DATASET ENTRIES =>
——

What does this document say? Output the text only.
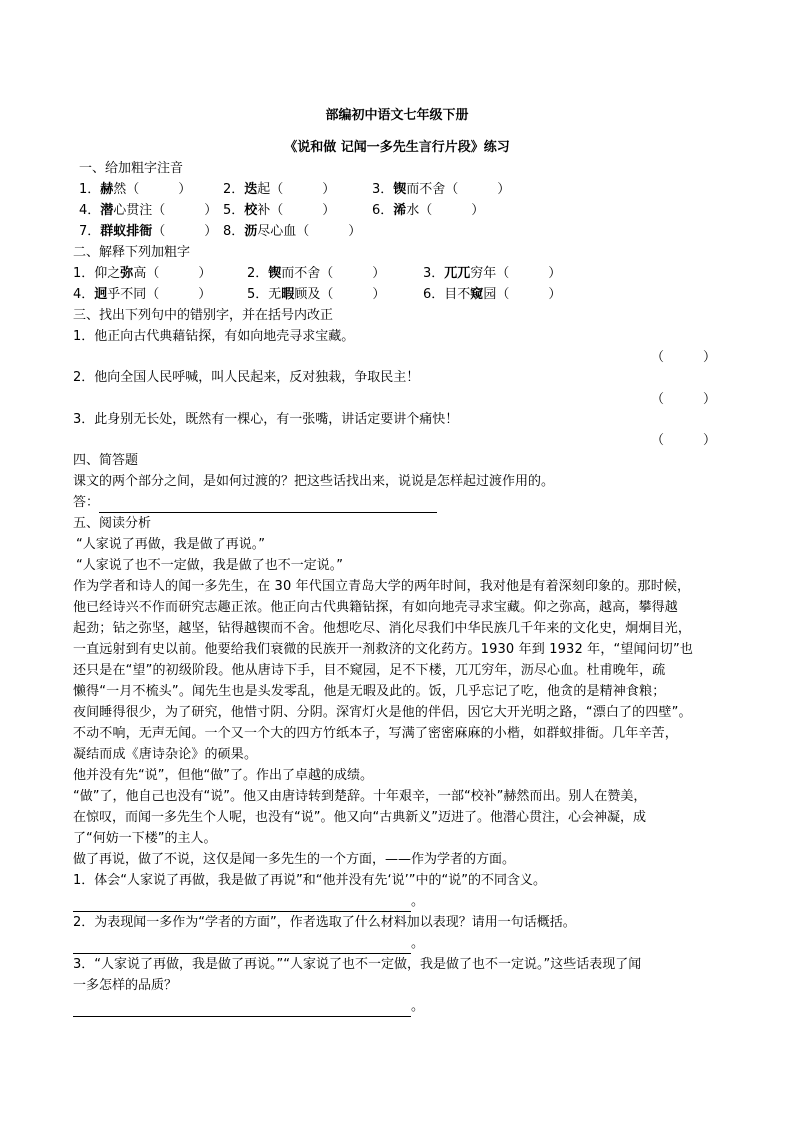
部编初中语文七年级下册
《说和做 记闻一多先生言行片段》练习
一、给加粗字注音
1．赫然（　　　） 2．迭起（　　　）	3．锲而不舍（　　　）
4．潜心贯注（　　　） 5．校补（　　　）	6．浠水（　　　）
7．群蚁排衙（　　　） 8．沥尽心血（　　　）
二、解释下列加粗字
1．仰之弥高（　　　）	2．锲而不舍（　　　）	3．兀兀穷年（　　　）
4．迥乎不同（　　　）	5．无暇顾及（　　　）	6．目不窥园（　　　）
三、找出下列句中的错别字，并在括号内改正
1．他正向古代典藉钻探，有如向地壳寻求宝藏。
（　　　）
2．他向全国人民呼喊，叫人民起来，反对独栽，争取民主！
（　　　）
3．此身别无长处，既然有一棵心，有一张嘴，讲话定要讲个痛快！
（　　　）
四、简答题
课文的两个部分之间，是如何过渡的？把这些话找出来，说说是怎样起过渡作用的。
答：
五、阅读分析
“人家说了再做，我是做了再说。”
“人家说了也不一定做，我是做了也不一定说。”
作为学者和诗人的闻一多先生，在 30 年代国立青岛大学的两年时间，我对他是有着深刻印象的。那时候，
他已经诗兴不作而研究志趣正浓。他正向古代典籍钻探，有如向地壳寻求宝藏。仰之弥高，越高，攀得越
起劲；钻之弥坚，越坚，钻得越锲而不舍。他想吃尽、消化尽我们中华民族几千年来的文化史，炯炯目光，
一直远射到有史以前。他要给我们衰微的民族开一剂救济的文化药方。1930 年到 1932 年，“望闻问切”也
还只是在“望”的初级阶段。他从唐诗下手，目不窥园，足不下楼，兀兀穷年，沥尽心血。杜甫晚年，疏
懒得“一月不梳头”。闻先生也是头发零乱，他是无暇及此的。饭，几乎忘记了吃，他贪的是精神食粮；
夜间睡得很少，为了研究，他惜寸阴、分阴。深宵灯火是他的伴侣，因它大开光明之路，“漂白了的四壁”。
不动不响，无声无闻。一个又一个大的四方竹纸本子，写满了密密麻麻的小楷，如群蚁排衙。几年辛苦，
凝结而成《唐诗杂论》的硕果。
他并没有先“说”，但他“做”了。作出了卓越的成绩。
“做”了，他自己也没有“说”。他又由唐诗转到楚辞。十年艰辛，一部“校补”赫然而出。别人在赞美，
在惊叹，而闻一多先生个人呢，也没有“说”。他又向“古典新义”迈进了。他潜心贯注，心会神凝，成
了“何妨一下楼”的主人。
做了再说，做了不说，这仅是闻一多先生的一个方面，——作为学者的方面。
1．体会“人家说了再做，我是做了再说”和“他并没有先‘说’”中的“说”的不同含义。
。
2．为表现闻一多作为“学者的方面”，作者选取了什么材料加以表现？请用一句话概括。
。
3．“人家说了再做，我是做了再说。”“人家说了也不一定做，我是做了也不一定说。”这些话表现了闻
一多怎样的品质？
。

——

SET EXERCISE =>
Exactly reproduce each record, leaving out any pictures.

PROBLEM SOLUTION =>
What does this document say? Output the text only.
部编初中语文七年级下册
《说和做 记闻一多先生言行片段》练习
一、给加粗字注音
1．赫然（　　　） 2．迭起（　　　）	3．锲而不舍（　　　）
4．潜心贯注（　　　） 5．校补（　　　）	6．浠水（　　　）
7．群蚁排衙（　　　） 8．沥尽心血（　　　）
二、解释下列加粗字
1．仰之弥高（　　　）	2．锲而不舍（　　　）	3．兀兀穷年（　　　）
4．迥乎不同（　　　）	5．无暇顾及（　　　）	6．目不窥园（　　　）
三、找出下列句中的错别字，并在括号内改正
1．他正向古代典藉钻探，有如向地壳寻求宝藏。
（　　　）
2．他向全国人民呼喊，叫人民起来，反对独栽，争取民主！
（　　　）
3．此身别无长处，既然有一棵心，有一张嘴，讲话定要讲个痛快！
（　　　）
四、简答题
课文的两个部分之间，是如何过渡的？把这些话找出来，说说是怎样起过渡作用的。
答：
五、阅读分析
“人家说了再做，我是做了再说。”
“人家说了也不一定做，我是做了也不一定说。”
作为学者和诗人的闻一多先生，在 30 年代国立青岛大学的两年时间，我对他是有着深刻印象的。那时候，
他已经诗兴不作而研究志趣正浓。他正向古代典籍钻探，有如向地壳寻求宝藏。仰之弥高，越高，攀得越
起劲；钻之弥坚，越坚，钻得越锲而不舍。他想吃尽、消化尽我们中华民族几千年来的文化史，炯炯目光，
一直远射到有史以前。他要给我们衰微的民族开一剂救济的文化药方。1930 年到 1932 年，“望闻问切”也
还只是在“望”的初级阶段。他从唐诗下手，目不窥园，足不下楼，兀兀穷年，沥尽心血。杜甫晚年，疏
懒得“一月不梳头”。闻先生也是头发零乱，他是无暇及此的。饭，几乎忘记了吃，他贪的是精神食粮；
夜间睡得很少，为了研究，他惜寸阴、分阴。深宵灯火是他的伴侣，因它大开光明之路，“漂白了的四壁”。
不动不响，无声无闻。一个又一个大的四方竹纸本子，写满了密密麻麻的小楷，如群蚁排衙。几年辛苦，
凝结而成《唐诗杂论》的硕果。
他并没有先“说”，但他“做”了。作出了卓越的成绩。
“做”了，他自己也没有“说”。他又由唐诗转到楚辞。十年艰辛，一部“校补”赫然而出。别人在赞美，
在惊叹，而闻一多先生个人呢，也没有“说”。他又向“古典新义”迈进了。他潜心贯注，心会神凝，成
了“何妨一下楼”的主人。
做了再说，做了不说，这仅是闻一多先生的一个方面，——作为学者的方面。
1．体会“人家说了再做，我是做了再说”和“他并没有先‘说’”中的“说”的不同含义。
。
2．为表现闻一多作为“学者的方面”，作者选取了什么材料加以表现？请用一句话概括。
。
3．“人家说了再做，我是做了再说。”“人家说了也不一定做，我是做了也不一定说。”这些话表现了闻
一多怎样的品质？
。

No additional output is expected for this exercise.